■ PROBLEM REQUIREMENTS
Each record must be retyped in full. No character may differ.

■ MATERIAL FOR THIS TASK
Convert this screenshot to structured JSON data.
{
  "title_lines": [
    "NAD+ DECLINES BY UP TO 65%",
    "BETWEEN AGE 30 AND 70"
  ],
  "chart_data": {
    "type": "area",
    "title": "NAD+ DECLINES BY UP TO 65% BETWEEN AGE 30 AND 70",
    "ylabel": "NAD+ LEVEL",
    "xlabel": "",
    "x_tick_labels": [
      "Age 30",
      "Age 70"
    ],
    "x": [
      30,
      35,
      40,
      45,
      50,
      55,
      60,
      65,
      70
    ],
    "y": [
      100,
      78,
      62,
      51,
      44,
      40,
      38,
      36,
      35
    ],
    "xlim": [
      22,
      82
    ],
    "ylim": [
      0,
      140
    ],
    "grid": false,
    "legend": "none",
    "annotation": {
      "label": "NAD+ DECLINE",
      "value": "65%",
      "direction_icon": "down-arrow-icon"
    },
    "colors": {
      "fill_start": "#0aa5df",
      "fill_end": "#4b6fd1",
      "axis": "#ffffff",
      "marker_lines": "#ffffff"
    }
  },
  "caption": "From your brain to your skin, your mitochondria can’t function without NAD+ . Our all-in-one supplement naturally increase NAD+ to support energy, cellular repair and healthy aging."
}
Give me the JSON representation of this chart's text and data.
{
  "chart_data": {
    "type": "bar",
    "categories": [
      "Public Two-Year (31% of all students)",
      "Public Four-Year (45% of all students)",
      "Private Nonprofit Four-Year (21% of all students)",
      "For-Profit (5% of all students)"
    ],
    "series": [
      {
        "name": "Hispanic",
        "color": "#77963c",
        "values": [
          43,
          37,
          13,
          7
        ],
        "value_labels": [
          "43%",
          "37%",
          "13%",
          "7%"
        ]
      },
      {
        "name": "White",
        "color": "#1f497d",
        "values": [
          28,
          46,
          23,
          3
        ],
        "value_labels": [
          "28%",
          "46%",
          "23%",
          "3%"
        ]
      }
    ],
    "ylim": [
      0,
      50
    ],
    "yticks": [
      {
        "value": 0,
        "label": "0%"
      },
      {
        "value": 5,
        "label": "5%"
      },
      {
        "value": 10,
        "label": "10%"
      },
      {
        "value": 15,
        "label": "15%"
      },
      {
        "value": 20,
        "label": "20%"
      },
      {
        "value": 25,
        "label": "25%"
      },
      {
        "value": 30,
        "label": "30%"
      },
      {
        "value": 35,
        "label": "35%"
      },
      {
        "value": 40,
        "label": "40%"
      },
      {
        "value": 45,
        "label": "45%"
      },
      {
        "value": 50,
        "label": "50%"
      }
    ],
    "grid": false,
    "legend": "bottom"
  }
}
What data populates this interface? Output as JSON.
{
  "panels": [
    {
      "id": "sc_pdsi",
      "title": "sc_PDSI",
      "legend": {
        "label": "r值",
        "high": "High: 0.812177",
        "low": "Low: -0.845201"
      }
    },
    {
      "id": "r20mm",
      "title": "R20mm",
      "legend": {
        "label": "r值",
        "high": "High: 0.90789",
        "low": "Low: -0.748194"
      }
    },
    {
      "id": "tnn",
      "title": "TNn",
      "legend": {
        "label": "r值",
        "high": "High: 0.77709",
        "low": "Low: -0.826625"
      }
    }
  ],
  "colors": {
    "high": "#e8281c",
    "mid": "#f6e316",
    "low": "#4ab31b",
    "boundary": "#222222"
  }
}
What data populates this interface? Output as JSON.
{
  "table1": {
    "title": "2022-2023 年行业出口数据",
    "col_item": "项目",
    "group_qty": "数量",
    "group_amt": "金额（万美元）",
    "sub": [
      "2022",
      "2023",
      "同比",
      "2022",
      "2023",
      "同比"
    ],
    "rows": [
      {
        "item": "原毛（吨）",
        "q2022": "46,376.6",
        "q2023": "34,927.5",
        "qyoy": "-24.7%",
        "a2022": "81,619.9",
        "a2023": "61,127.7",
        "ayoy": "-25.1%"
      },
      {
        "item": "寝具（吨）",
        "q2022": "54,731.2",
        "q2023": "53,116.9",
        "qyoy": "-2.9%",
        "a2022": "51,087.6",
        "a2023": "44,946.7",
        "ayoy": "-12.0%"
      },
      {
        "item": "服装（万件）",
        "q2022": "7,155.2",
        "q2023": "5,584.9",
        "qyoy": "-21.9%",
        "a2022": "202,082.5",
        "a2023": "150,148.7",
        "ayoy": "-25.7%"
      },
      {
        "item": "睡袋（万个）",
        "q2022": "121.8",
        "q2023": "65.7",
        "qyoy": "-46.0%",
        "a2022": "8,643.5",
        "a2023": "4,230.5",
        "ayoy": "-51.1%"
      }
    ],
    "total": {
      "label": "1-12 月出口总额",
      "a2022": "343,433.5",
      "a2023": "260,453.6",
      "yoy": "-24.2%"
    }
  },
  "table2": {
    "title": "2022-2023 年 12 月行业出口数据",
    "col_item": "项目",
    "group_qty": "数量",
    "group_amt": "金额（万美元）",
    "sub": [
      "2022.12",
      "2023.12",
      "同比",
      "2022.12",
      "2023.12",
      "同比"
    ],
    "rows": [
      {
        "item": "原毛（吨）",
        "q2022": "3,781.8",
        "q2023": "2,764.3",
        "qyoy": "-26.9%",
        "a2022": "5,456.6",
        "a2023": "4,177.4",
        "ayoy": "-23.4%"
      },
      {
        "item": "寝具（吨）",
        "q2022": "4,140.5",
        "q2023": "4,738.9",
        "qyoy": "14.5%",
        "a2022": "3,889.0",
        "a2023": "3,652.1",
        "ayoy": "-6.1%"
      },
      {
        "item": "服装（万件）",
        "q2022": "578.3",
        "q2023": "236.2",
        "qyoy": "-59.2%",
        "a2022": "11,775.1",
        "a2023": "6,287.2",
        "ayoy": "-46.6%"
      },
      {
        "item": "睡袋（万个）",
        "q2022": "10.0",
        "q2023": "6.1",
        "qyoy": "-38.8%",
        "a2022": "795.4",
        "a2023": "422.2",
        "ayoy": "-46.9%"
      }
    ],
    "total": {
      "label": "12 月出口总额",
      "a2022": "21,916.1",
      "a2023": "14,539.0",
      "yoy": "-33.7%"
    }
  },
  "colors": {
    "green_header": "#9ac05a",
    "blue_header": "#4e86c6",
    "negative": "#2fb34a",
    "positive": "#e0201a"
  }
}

■ RESPONSE TO THIS TASK
Convert this screenshot to structured JSON data.
{
  "title_lines": [
    "NAD+ DECLINES BY UP TO 65%",
    "BETWEEN AGE 30 AND 70"
  ],
  "chart_data": {
    "type": "area",
    "title": "NAD+ DECLINES BY UP TO 65% BETWEEN AGE 30 AND 70",
    "ylabel": "NAD+ LEVEL",
    "xlabel": "",
    "x_tick_labels": [
      "Age 30",
      "Age 70"
    ],
    "x": [
      30,
      35,
      40,
      45,
      50,
      55,
      60,
      65,
      70
    ],
    "y": [
      100,
      78,
      62,
      51,
      44,
      40,
      38,
      36,
      35
    ],
    "xlim": [
      22,
      82
    ],
    "ylim": [
      0,
      140
    ],
    "grid": false,
    "legend": "none",
    "annotation": {
      "label": "NAD+ DECLINE",
      "value": "65%",
      "direction_icon": "down-arrow-icon"
    },
    "colors": {
      "fill_start": "#0aa5df",
      "fill_end": "#4b6fd1",
      "axis": "#ffffff",
      "marker_lines": "#ffffff"
    }
  },
  "caption": "From your brain to your skin, your mitochondria can’t function without NAD+ . Our all-in-one supplement naturally increase NAD+ to support energy, cellular repair and healthy aging."
}
Give me the JSON representation of this chart's text and data.
{
  "chart_data": {
    "type": "bar",
    "categories": [
      "Public Two-Year (31% of all students)",
      "Public Four-Year (45% of all students)",
      "Private Nonprofit Four-Year (21% of all students)",
      "For-Profit (5% of all students)"
    ],
    "series": [
      {
        "name": "Hispanic",
        "color": "#77963c",
        "values": [
          43,
          37,
          13,
          7
        ],
        "value_labels": [
          "43%",
          "37%",
          "13%",
          "7%"
        ]
      },
      {
        "name": "White",
        "color": "#1f497d",
        "values": [
          28,
          46,
          23,
          3
        ],
        "value_labels": [
          "28%",
          "46%",
          "23%",
          "3%"
        ]
      }
    ],
    "ylim": [
      0,
      50
    ],
    "yticks": [
      {
        "value": 0,
        "label": "0%"
      },
      {
        "value": 5,
        "label": "5%"
      },
      {
        "value": 10,
        "label": "10%"
      },
      {
        "value": 15,
        "label": "15%"
      },
      {
        "value": 20,
        "label": "20%"
      },
      {
        "value": 25,
        "label": "25%"
      },
      {
        "value": 30,
        "label": "30%"
      },
      {
        "value": 35,
        "label": "35%"
      },
      {
        "value": 40,
        "label": "40%"
      },
      {
        "value": 45,
        "label": "45%"
      },
      {
        "value": 50,
        "label": "50%"
      }
    ],
    "grid": false,
    "legend": "bottom"
  }
}
What data populates this interface? Output as JSON.
{
  "panels": [
    {
      "id": "sc_pdsi",
      "title": "sc_PDSI",
      "legend": {
        "label": "r值",
        "high": "High: 0.812177",
        "low": "Low: -0.845201"
      }
    },
    {
      "id": "r20mm",
      "title": "R20mm",
      "legend": {
        "label": "r值",
        "high": "High: 0.90789",
        "low": "Low: -0.748194"
      }
    },
    {
      "id": "tnn",
      "title": "TNn",
      "legend": {
        "label": "r值",
        "high": "High: 0.77709",
        "low": "Low: -0.826625"
      }
    }
  ],
  "colors": {
    "high": "#e8281c",
    "mid": "#f6e316",
    "low": "#4ab31b",
    "boundary": "#222222"
  }
}
What data populates this interface? Output as JSON.
{
  "table1": {
    "title": "2022-2023 年行业出口数据",
    "col_item": "项目",
    "group_qty": "数量",
    "group_amt": "金额（万美元）",
    "sub": [
      "2022",
      "2023",
      "同比",
      "2022",
      "2023",
      "同比"
    ],
    "rows": [
      {
        "item": "原毛（吨）",
        "q2022": "46,376.6",
        "q2023": "34,927.5",
        "qyoy": "-24.7%",
        "a2022": "81,619.9",
        "a2023": "61,127.7",
        "ayoy": "-25.1%"
      },
      {
        "item": "寝具（吨）",
        "q2022": "54,731.2",
        "q2023": "53,116.9",
        "qyoy": "-2.9%",
        "a2022": "51,087.6",
        "a2023": "44,946.7",
        "ayoy": "-12.0%"
      },
      {
        "item": "服装（万件）",
        "q2022": "7,155.2",
        "q2023": "5,584.9",
        "qyoy": "-21.9%",
        "a2022": "202,082.5",
        "a2023": "150,148.7",
        "ayoy": "-25.7%"
      },
      {
        "item": "睡袋（万个）",
        "q2022": "121.8",
        "q2023": "65.7",
        "qyoy": "-46.0%",
        "a2022": "8,643.5",
        "a2023": "4,230.5",
        "ayoy": "-51.1%"
      }
    ],
    "total": {
      "label": "1-12 月出口总额",
      "a2022": "343,433.5",
      "a2023": "260,453.6",
      "yoy": "-24.2%"
    }
  },
  "table2": {
    "title": "2022-2023 年 12 月行业出口数据",
    "col_item": "项目",
    "group_qty": "数量",
    "group_amt": "金额（万美元）",
    "sub": [
      "2022.12",
      "2023.12",
      "同比",
      "2022.12",
      "2023.12",
      "同比"
    ],
    "rows": [
      {
        "item": "原毛（吨）",
        "q2022": "3,781.8",
        "q2023": "2,764.3",
        "qyoy": "-26.9%",
        "a2022": "5,456.6",
        "a2023": "4,177.4",
        "ayoy": "-23.4%"
      },
      {
        "item": "寝具（吨）",
        "q2022": "4,140.5",
        "q2023": "4,738.9",
        "qyoy": "14.5%",
        "a2022": "3,889.0",
        "a2023": "3,652.1",
        "ayoy": "-6.1%"
      },
      {
        "item": "服装（万件）",
        "q2022": "578.3",
        "q2023": "236.2",
        "qyoy": "-59.2%",
        "a2022": "11,775.1",
        "a2023": "6,287.2",
        "ayoy": "-46.6%"
      },
      {
        "item": "睡袋（万个）",
        "q2022": "10.0",
        "q2023": "6.1",
        "qyoy": "-38.8%",
        "a2022": "795.4",
        "a2023": "422.2",
        "ayoy": "-46.9%"
      }
    ],
    "total": {
      "label": "12 月出口总额",
      "a2022": "21,916.1",
      "a2023": "14,539.0",
      "yoy": "-33.7%"
    }
  },
  "colors": {
    "green_header": "#9ac05a",
    "blue_header": "#4e86c6",
    "negative": "#2fb34a",
    "positive": "#e0201a"
  }
}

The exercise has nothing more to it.